*Set task*. Please copy every line of the listing below word for word, leaving out the picture.

━━ Data shown ━━

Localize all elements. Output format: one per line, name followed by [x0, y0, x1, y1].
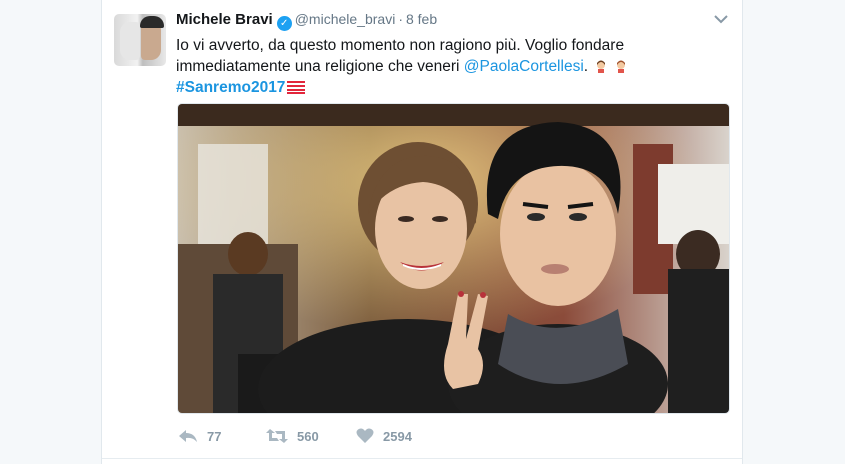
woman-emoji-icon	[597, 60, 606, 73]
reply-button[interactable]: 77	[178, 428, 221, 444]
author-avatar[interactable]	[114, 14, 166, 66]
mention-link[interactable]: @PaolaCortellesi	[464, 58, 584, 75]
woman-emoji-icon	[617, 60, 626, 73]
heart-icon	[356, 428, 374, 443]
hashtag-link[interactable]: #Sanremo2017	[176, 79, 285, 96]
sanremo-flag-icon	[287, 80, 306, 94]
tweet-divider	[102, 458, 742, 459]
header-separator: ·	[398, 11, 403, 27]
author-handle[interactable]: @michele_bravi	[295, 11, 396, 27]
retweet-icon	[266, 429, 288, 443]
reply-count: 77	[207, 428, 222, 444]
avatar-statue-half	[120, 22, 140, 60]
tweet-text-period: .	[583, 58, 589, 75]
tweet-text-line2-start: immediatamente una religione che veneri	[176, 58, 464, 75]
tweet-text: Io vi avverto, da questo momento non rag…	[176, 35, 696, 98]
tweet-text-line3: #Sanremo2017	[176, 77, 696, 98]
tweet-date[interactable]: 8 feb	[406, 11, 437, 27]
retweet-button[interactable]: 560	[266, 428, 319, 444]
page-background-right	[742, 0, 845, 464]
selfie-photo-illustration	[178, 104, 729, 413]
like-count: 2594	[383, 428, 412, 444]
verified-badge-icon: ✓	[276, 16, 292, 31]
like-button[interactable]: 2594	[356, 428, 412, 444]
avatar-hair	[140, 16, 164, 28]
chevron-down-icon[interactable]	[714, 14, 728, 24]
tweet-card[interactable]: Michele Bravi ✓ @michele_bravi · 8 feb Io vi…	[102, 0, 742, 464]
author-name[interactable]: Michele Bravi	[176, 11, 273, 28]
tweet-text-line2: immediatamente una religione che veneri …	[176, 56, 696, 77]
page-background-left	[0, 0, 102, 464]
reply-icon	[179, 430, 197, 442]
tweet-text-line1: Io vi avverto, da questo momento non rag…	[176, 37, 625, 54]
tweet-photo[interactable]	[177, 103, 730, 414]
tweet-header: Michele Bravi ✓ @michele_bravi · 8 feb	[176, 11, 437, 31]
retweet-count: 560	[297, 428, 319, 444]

━━━

*Result of this task*.
Localize all elements. Output format: one per line, name followed by [x0, y0, x1, y1].
woman-emoji-icon	[597, 60, 606, 73]
reply-button[interactable]: 77	[178, 428, 221, 444]
author-avatar[interactable]	[114, 14, 166, 66]
mention-link[interactable]: @PaolaCortellesi	[464, 58, 584, 75]
woman-emoji-icon	[617, 60, 626, 73]
heart-icon	[356, 428, 374, 443]
hashtag-link[interactable]: #Sanremo2017	[176, 79, 285, 96]
sanremo-flag-icon	[287, 80, 306, 94]
tweet-divider	[102, 458, 742, 459]
header-separator: ·	[398, 11, 403, 27]
author-handle[interactable]: @michele_bravi	[295, 11, 396, 27]
retweet-icon	[266, 429, 288, 443]
reply-count: 77	[207, 428, 222, 444]
avatar-statue-half	[120, 22, 140, 60]
tweet-text-period: .	[583, 58, 589, 75]
tweet-text-line2-start: immediatamente una religione che veneri	[176, 58, 464, 75]
tweet-text: Io vi avverto, da questo momento non rag…	[176, 35, 696, 98]
tweet-text-line3: #Sanremo2017	[176, 77, 696, 98]
tweet-date[interactable]: 8 feb	[406, 11, 437, 27]
retweet-button[interactable]: 560	[266, 428, 319, 444]
page-background-right	[742, 0, 845, 464]
selfie-photo-illustration	[178, 104, 729, 413]
like-count: 2594	[383, 428, 412, 444]
verified-badge-icon: ✓	[276, 16, 292, 31]
like-button[interactable]: 2594	[356, 428, 412, 444]
avatar-hair	[140, 16, 164, 28]
chevron-down-icon[interactable]	[714, 14, 728, 24]
tweet-card[interactable]: Michele Bravi ✓ @michele_bravi · 8 feb Io vi…	[102, 0, 742, 464]
author-name[interactable]: Michele Bravi	[176, 11, 273, 28]
tweet-text-line2: immediatamente una religione che veneri …	[176, 56, 696, 77]
page-background-left	[0, 0, 102, 464]
reply-icon	[179, 430, 197, 442]
tweet-text-line1: Io vi avverto, da questo momento non rag…	[176, 37, 625, 54]
tweet-photo[interactable]	[177, 103, 730, 414]
tweet-header: Michele Bravi ✓ @michele_bravi · 8 feb	[176, 11, 437, 31]
retweet-count: 560	[297, 428, 319, 444]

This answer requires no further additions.